### PASSAGE PROVIDED
— Start —

Countif and Sort, 1 million times faster

From time to time, I got to deal with CSVs that are millions lines each, whether the data is from large datasets or from web scraping.

One time, I extracted the followings of the followers of an account, having in mind to know with which accounts they were competing on their audience.

That was an 10k followers account - and, give or take, each follower was in average following 800 accounts as well: that's 8,000,000 lines in total. And I had this data in a CSV, not in a database (oup's).

Question is: what are the accounts the most followed by the follower of an account?

That's a basic COUNTIF question.

Excel only takes into account a little more than 1,000,000 rows. Even more - try to perform a =COUNTIF() on 1 million rows. You'll get the result two days after.

So here I'm just sharing a little Python script, that actually does the work in less than 2 minutes. I'm leaving comments to explain the script below.

Hope it'll help someone!

— End —

### TASKS TO CARRY OUT
a. In one to three sentences, explain why the Countif and Sort post turns to a Python script instead of Excel.
b. Continue the Countif and Sort post from its final line.

### DATA RECORDS
— Start —

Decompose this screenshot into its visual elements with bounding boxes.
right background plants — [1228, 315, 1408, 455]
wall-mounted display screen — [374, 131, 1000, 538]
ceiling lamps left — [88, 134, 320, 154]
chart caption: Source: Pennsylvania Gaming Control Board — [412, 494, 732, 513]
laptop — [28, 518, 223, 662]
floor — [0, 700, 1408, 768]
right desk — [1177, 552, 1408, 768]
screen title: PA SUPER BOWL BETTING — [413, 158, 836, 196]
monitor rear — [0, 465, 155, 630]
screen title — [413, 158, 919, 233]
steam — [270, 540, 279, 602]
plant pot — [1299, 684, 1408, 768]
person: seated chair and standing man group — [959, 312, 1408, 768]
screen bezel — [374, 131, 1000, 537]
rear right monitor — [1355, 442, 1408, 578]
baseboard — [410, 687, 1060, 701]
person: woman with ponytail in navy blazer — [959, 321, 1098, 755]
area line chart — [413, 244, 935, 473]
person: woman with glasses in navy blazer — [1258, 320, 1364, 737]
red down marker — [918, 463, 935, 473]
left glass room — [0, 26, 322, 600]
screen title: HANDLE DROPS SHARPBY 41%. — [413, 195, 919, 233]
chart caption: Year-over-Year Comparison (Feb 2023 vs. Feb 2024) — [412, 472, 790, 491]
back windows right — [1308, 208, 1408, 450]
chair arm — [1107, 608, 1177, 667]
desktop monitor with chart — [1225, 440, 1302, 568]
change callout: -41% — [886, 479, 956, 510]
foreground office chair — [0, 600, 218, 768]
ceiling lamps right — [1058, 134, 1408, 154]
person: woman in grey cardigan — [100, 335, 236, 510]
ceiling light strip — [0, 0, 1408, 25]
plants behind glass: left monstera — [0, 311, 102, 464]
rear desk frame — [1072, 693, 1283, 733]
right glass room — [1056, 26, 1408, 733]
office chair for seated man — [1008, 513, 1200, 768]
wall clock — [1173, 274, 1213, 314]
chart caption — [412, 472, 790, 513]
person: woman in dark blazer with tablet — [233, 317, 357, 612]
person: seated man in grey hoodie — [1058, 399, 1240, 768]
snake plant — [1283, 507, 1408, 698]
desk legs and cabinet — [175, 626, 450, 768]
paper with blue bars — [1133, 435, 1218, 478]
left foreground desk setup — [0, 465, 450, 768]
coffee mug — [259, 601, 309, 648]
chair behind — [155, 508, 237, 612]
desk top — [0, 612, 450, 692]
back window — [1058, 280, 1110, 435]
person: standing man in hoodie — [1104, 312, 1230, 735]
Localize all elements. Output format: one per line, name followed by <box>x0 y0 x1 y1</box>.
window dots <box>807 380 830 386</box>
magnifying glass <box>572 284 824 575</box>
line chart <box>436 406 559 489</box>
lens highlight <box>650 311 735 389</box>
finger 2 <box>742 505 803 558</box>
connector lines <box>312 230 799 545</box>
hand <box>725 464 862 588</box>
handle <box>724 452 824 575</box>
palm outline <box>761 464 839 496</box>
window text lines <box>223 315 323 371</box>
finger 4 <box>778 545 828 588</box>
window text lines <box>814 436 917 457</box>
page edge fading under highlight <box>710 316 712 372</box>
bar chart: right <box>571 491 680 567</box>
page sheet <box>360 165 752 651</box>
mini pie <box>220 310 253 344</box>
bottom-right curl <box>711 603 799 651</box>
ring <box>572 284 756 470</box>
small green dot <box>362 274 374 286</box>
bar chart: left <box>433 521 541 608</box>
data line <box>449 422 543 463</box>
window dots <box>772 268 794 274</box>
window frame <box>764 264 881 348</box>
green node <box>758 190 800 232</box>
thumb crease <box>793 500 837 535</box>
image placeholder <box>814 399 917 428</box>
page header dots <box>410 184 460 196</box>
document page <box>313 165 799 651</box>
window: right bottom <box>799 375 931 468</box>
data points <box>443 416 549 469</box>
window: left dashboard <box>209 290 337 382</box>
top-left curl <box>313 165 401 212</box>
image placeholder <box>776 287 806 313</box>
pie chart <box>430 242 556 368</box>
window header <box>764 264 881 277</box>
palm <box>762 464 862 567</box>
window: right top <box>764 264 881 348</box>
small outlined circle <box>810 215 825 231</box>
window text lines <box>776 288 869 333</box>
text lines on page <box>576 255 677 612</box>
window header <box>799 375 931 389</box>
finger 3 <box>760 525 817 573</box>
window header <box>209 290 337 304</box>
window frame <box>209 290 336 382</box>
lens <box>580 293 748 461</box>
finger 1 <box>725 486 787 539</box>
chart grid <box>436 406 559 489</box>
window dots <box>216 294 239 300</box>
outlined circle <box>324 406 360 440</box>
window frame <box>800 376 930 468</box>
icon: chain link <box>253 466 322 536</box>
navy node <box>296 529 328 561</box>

— End —

### FINAL RESULTS
a. The data held about 8,000,000 lines, but Excel handles only a little more than 1,000,000 rows, and a =COUNTIF() on even 1 million rows would take about two days. The Python script does the same work in under 2 minutes.

b.
import csv
import collections
id_followed = collections.Counter() ## we initialize the COUNTIF column as a Counter
outFile = open('occurences.csv','w') ## first output file
outFileSorted = open('sorted.csv','w') ## second output file, sorted
listLines = []
## the output-followings.csv file structure was:
## id_follower, id_following, username_following
## 123456, 7890987, following1
## 123456, 0987890, following2
with open('output-followings.csv','r') as input_file:
   for row in csv.reader(input_file, delimiter=','):
       print(row[2]) ## prints in console the username
       id_followed[row[2]] += 1 ## increment in the Counter corresponding to the username
with open('sorted.csv','w') as sortedfile:
    writer = csv.writer(sortedfile)
    for key, value in id_followed.most_common(1000): # most_common() gives us the possibility to directly sort the Counter
        line = str(key) + ',' + str(value)
        writer.writerow(line.split()) # we write in the sorted.csv file
with open('occurences.csv','w') as csvfile:
   writer = csv.writer(csvfile)
   for key, value in id_followed.items():
       line = str(key) + ',' + str(value)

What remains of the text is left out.